Below are some records; retype all of them exactly.

[Dataset entries on figures]
:::
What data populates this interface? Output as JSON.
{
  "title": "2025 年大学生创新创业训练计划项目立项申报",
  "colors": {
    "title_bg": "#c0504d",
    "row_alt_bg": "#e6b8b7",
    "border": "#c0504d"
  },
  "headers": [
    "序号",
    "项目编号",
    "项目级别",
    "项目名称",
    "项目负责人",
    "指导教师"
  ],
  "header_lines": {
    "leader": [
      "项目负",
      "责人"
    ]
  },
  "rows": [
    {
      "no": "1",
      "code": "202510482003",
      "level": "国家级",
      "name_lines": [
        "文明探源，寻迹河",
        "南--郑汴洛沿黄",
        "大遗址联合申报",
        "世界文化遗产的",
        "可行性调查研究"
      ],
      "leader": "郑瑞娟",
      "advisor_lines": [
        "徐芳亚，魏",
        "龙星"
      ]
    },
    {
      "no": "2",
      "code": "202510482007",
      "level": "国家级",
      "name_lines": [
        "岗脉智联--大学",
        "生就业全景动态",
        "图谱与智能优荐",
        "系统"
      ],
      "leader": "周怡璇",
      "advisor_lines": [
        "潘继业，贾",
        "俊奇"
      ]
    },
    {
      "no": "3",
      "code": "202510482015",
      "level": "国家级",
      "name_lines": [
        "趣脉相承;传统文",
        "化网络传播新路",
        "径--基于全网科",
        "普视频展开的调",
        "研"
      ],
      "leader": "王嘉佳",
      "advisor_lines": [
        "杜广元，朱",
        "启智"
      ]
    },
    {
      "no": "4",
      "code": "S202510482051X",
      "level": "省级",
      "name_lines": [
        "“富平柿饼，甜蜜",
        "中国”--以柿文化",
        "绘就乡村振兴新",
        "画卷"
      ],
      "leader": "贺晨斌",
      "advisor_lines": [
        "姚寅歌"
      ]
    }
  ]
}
:::
OUTPUT OF THE EXERCISE:
What data populates this interface? Output as JSON.
{
  "title": "2025 年大学生创新创业训练计划项目立项申报",
  "colors": {
    "title_bg": "#c0504d",
    "row_alt_bg": "#e6b8b7",
    "border": "#c0504d"
  },
  "headers": [
    "序号",
    "项目编号",
    "项目级别",
    "项目名称",
    "项目负责人",
    "指导教师"
  ],
  "header_lines": {
    "leader": [
      "项目负",
      "责人"
    ]
  },
  "rows": [
    {
      "no": "1",
      "code": "202510482003",
      "level": "国家级",
      "name_lines": [
        "文明探源，寻迹河",
        "南--郑汴洛沿黄",
        "大遗址联合申报",
        "世界文化遗产的",
        "可行性调查研究"
      ],
      "leader": "郑瑞娟",
      "advisor_lines": [
        "徐芳亚，魏",
        "龙星"
      ]
    },
    {
      "no": "2",
      "code": "202510482007",
      "level": "国家级",
      "name_lines": [
        "岗脉智联--大学",
        "生就业全景动态",
        "图谱与智能优荐",
        "系统"
      ],
      "leader": "周怡璇",
      "advisor_lines": [
        "潘继业，贾",
        "俊奇"
      ]
    },
    {
      "no": "3",
      "code": "202510482015",
      "level": "国家级",
      "name_lines": [
        "趣脉相承;传统文",
        "化网络传播新路",
        "径--基于全网科",
        "普视频展开的调",
        "研"
      ],
      "leader": "王嘉佳",
      "advisor_lines": [
        "杜广元，朱",
        "启智"
      ]
    },
    {
      "no": "4",
      "code": "S202510482051X",
      "level": "省级",
      "name_lines": [
        "“富平柿饼，甜蜜",
        "中国”--以柿文化",
        "绘就乡村振兴新",
        "画卷"
      ],
      "leader": "贺晨斌",
      "advisor_lines": [
        "姚寅歌"
      ]
    }
  ]
}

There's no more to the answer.